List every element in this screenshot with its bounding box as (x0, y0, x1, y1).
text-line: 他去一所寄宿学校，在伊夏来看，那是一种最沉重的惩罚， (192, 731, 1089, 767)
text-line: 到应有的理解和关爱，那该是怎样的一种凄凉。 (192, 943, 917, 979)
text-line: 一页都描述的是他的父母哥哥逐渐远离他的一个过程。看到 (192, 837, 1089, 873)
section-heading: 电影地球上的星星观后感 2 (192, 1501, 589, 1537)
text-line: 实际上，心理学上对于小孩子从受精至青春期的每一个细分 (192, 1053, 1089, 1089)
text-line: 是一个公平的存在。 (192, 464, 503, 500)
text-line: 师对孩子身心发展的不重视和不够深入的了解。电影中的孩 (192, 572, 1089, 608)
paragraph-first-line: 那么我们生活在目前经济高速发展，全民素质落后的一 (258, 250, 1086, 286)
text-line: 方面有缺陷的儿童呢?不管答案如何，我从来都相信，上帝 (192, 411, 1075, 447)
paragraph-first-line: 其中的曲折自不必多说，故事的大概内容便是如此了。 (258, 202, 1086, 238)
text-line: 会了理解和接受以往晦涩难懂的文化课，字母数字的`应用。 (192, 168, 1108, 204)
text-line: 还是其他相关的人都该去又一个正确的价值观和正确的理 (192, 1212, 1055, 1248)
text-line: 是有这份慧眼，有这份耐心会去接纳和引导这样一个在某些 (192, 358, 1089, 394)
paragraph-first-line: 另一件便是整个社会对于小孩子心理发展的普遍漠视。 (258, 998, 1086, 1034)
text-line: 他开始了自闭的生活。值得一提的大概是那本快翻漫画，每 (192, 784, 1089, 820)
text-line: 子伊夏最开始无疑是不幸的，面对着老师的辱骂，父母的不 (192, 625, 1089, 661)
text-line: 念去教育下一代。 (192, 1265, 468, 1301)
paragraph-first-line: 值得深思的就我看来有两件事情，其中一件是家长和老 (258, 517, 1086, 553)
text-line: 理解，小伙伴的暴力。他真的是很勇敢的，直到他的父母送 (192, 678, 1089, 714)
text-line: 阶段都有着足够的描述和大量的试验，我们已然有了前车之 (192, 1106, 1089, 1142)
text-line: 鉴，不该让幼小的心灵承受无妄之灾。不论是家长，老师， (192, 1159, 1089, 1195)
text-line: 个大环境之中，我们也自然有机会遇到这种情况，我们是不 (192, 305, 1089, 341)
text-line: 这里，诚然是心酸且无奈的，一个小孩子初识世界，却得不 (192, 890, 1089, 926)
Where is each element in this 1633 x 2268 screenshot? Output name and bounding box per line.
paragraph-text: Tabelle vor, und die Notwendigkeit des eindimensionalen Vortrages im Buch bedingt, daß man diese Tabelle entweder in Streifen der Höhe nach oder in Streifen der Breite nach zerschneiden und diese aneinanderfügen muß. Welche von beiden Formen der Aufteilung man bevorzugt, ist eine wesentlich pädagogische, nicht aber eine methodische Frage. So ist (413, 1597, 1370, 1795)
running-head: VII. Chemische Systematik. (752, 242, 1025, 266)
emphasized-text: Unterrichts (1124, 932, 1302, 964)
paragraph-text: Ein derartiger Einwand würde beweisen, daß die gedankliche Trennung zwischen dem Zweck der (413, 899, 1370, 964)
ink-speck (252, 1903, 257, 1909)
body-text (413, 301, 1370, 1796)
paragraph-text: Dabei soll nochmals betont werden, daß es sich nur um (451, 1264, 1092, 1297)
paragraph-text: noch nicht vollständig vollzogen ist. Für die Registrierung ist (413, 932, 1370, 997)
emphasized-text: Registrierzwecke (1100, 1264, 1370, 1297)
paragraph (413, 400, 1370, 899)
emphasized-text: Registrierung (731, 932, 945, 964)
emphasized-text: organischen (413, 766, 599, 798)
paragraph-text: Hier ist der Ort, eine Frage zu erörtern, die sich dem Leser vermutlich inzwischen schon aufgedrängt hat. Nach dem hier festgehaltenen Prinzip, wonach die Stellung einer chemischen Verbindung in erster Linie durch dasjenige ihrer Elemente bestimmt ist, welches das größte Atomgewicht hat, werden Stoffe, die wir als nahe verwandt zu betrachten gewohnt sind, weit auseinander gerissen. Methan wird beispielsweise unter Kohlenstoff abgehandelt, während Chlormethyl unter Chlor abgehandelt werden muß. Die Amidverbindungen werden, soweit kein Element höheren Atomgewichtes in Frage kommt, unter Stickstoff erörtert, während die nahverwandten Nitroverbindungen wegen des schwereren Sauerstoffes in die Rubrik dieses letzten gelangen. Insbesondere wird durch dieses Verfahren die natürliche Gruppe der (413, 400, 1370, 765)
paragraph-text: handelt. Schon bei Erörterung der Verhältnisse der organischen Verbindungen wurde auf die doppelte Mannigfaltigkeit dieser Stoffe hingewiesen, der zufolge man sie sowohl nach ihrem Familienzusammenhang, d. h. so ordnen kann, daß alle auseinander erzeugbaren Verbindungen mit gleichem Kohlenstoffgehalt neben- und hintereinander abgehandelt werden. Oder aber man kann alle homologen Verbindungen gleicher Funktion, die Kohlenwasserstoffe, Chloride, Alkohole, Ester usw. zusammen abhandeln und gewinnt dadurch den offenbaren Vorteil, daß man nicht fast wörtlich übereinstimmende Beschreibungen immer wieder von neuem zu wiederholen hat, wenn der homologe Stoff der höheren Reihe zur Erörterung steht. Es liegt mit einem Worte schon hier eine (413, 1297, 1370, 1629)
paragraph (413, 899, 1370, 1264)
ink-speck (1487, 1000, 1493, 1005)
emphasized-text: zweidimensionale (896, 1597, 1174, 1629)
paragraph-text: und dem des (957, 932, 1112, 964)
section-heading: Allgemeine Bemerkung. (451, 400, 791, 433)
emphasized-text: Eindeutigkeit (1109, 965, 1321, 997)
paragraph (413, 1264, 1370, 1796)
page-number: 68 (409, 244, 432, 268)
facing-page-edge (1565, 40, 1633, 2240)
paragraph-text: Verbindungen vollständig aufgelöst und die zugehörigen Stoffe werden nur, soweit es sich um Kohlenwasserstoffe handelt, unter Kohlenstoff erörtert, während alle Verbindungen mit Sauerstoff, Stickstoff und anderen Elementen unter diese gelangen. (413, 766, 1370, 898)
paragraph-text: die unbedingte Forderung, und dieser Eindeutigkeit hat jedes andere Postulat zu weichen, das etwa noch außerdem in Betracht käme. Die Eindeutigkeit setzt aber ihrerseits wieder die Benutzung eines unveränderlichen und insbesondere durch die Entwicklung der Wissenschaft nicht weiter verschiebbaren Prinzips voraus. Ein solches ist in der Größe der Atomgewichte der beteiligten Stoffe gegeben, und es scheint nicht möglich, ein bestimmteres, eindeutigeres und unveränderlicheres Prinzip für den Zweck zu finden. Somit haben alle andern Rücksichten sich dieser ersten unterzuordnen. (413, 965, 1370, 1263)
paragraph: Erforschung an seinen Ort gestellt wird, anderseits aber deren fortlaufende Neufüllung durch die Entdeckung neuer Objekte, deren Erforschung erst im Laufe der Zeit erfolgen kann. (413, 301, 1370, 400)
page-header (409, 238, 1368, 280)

| What needs to be done |
Reproduce every one of the records above word for word, with nothing changed.

| Exercise solution |
List every element in this screenshot with its bounding box as (x0, y0, x1, y1).
text-line: 他去一所寄宿学校，在伊夏来看，那是一种最沉重的惩罚， (192, 731, 1089, 767)
text-line: 到应有的理解和关爱，那该是怎样的一种凄凉。 (192, 943, 917, 979)
text-line: 一页都描述的是他的父母哥哥逐渐远离他的一个过程。看到 (192, 837, 1089, 873)
section-heading: 电影地球上的星星观后感 2 (192, 1501, 589, 1537)
text-line: 实际上，心理学上对于小孩子从受精至青春期的每一个细分 (192, 1053, 1089, 1089)
text-line: 是一个公平的存在。 (192, 464, 503, 500)
text-line: 师对孩子身心发展的不重视和不够深入的了解。电影中的孩 (192, 572, 1089, 608)
paragraph-first-line: 那么我们生活在目前经济高速发展，全民素质落后的一 (258, 250, 1086, 286)
text-line: 方面有缺陷的儿童呢?不管答案如何，我从来都相信，上帝 (192, 411, 1075, 447)
paragraph-first-line: 其中的曲折自不必多说，故事的大概内容便是如此了。 (258, 202, 1086, 238)
text-line: 会了理解和接受以往晦涩难懂的文化课，字母数字的`应用。 (192, 168, 1108, 204)
text-line: 还是其他相关的人都该去又一个正确的价值观和正确的理 (192, 1212, 1055, 1248)
text-line: 是有这份慧眼，有这份耐心会去接纳和引导这样一个在某些 (192, 358, 1089, 394)
paragraph-first-line: 另一件便是整个社会对于小孩子心理发展的普遍漠视。 (258, 998, 1086, 1034)
text-line: 他开始了自闭的生活。值得一提的大概是那本快翻漫画，每 (192, 784, 1089, 820)
text-line: 子伊夏最开始无疑是不幸的，面对着老师的辱骂，父母的不 (192, 625, 1089, 661)
text-line: 念去教育下一代。 (192, 1265, 468, 1301)
paragraph-first-line: 值得深思的就我看来有两件事情，其中一件是家长和老 (258, 517, 1086, 553)
text-line: 理解，小伙伴的暴力。他真的是很勇敢的，直到他的父母送 (192, 678, 1089, 714)
text-line: 阶段都有着足够的描述和大量的试验，我们已然有了前车之 (192, 1106, 1089, 1142)
text-line: 鉴，不该让幼小的心灵承受无妄之灾。不论是家长，老师， (192, 1159, 1089, 1195)
text-line: 个大环境之中，我们也自然有机会遇到这种情况，我们是不 (192, 305, 1089, 341)
text-line: 这里，诚然是心酸且无奈的，一个小孩子初识世界，却得不 (192, 890, 1089, 926)
Where is each element in this 1633 x 2268 screenshot? Output name and bounding box per line.
paragraph-text: Tabelle vor, und die Notwendigkeit des eindimensionalen Vortrages im Buch bedingt, daß man diese Tabelle entweder in Streifen der Höhe nach oder in Streifen der Breite nach zerschneiden und diese aneinanderfügen muß. Welche von beiden Formen der Aufteilung man bevorzugt, ist eine wesentlich pädagogische, nicht aber eine methodische Frage. So ist (413, 1597, 1370, 1795)
running-head: VII. Chemische Systematik. (752, 242, 1025, 266)
emphasized-text: Unterrichts (1124, 932, 1302, 964)
paragraph-text: Ein derartiger Einwand würde beweisen, daß die gedankliche Trennung zwischen dem Zweck der (413, 899, 1370, 964)
ink-speck (252, 1903, 257, 1909)
body-text (413, 301, 1370, 1796)
paragraph-text: Dabei soll nochmals betont werden, daß es sich nur um (451, 1264, 1092, 1297)
paragraph-text: noch nicht vollständig vollzogen ist. Für die Registrierung ist (413, 932, 1370, 997)
emphasized-text: Registrierzwecke (1100, 1264, 1370, 1297)
paragraph (413, 400, 1370, 899)
emphasized-text: Registrierung (731, 932, 945, 964)
emphasized-text: organischen (413, 766, 599, 798)
paragraph-text: Hier ist der Ort, eine Frage zu erörtern, die sich dem Leser vermutlich inzwischen schon aufgedrängt hat. Nach dem hier festgehaltenen Prinzip, wonach die Stellung einer chemischen Verbindung in erster Linie durch dasjenige ihrer Elemente bestimmt ist, welches das größte Atomgewicht hat, werden Stoffe, die wir als nahe verwandt zu betrachten gewohnt sind, weit auseinander gerissen. Methan wird beispielsweise unter Kohlenstoff abgehandelt, während Chlormethyl unter Chlor abgehandelt werden muß. Die Amidverbindungen werden, soweit kein Element höheren Atomgewichtes in Frage kommt, unter Stickstoff erörtert, während die nahverwandten Nitroverbindungen wegen des schwereren Sauerstoffes in die Rubrik dieses letzten gelangen. Insbesondere wird durch dieses Verfahren die natürliche Gruppe der (413, 400, 1370, 765)
paragraph-text: handelt. Schon bei Erörterung der Verhältnisse der organischen Verbindungen wurde auf die doppelte Mannigfaltigkeit dieser Stoffe hingewiesen, der zufolge man sie sowohl nach ihrem Familienzusammenhang, d. h. so ordnen kann, daß alle auseinander erzeugbaren Verbindungen mit gleichem Kohlenstoffgehalt neben- und hintereinander abgehandelt werden. Oder aber man kann alle homologen Verbindungen gleicher Funktion, die Kohlenwasserstoffe, Chloride, Alkohole, Ester usw. zusammen abhandeln und gewinnt dadurch den offenbaren Vorteil, daß man nicht fast wörtlich übereinstimmende Beschreibungen immer wieder von neuem zu wiederholen hat, wenn der homologe Stoff der höheren Reihe zur Erörterung steht. Es liegt mit einem Worte schon hier eine (413, 1297, 1370, 1629)
paragraph (413, 899, 1370, 1264)
ink-speck (1487, 1000, 1493, 1005)
emphasized-text: zweidimensionale (896, 1597, 1174, 1629)
paragraph-text: und dem des (957, 932, 1112, 964)
section-heading: Allgemeine Bemerkung. (451, 400, 791, 433)
emphasized-text: Eindeutigkeit (1109, 965, 1321, 997)
paragraph (413, 1264, 1370, 1796)
page-number: 68 (409, 244, 432, 268)
facing-page-edge (1565, 40, 1633, 2240)
paragraph-text: Verbindungen vollständig aufgelöst und die zugehörigen Stoffe werden nur, soweit es sich um Kohlenwasserstoffe handelt, unter Kohlenstoff erörtert, während alle Verbindungen mit Sauerstoff, Stickstoff und anderen Elementen unter diese gelangen. (413, 766, 1370, 898)
paragraph-text: die unbedingte Forderung, und dieser Eindeutigkeit hat jedes andere Postulat zu weichen, das etwa noch außerdem in Betracht käme. Die Eindeutigkeit setzt aber ihrerseits wieder die Benutzung eines unveränderlichen und insbesondere durch die Entwicklung der Wissenschaft nicht weiter verschiebbaren Prinzips voraus. Ein solches ist in der Größe der Atomgewichte der beteiligten Stoffe gegeben, und es scheint nicht möglich, ein bestimmteres, eindeutigeres und unveränderlicheres Prinzip für den Zweck zu finden. Somit haben alle andern Rücksichten sich dieser ersten unterzuordnen. (413, 965, 1370, 1263)
paragraph: Erforschung an seinen Ort gestellt wird, anderseits aber deren fortlaufende Neufüllung durch die Entdeckung neuer Objekte, deren Erforschung erst im Laufe der Zeit erfolgen kann. (413, 301, 1370, 400)
page-header (409, 238, 1368, 280)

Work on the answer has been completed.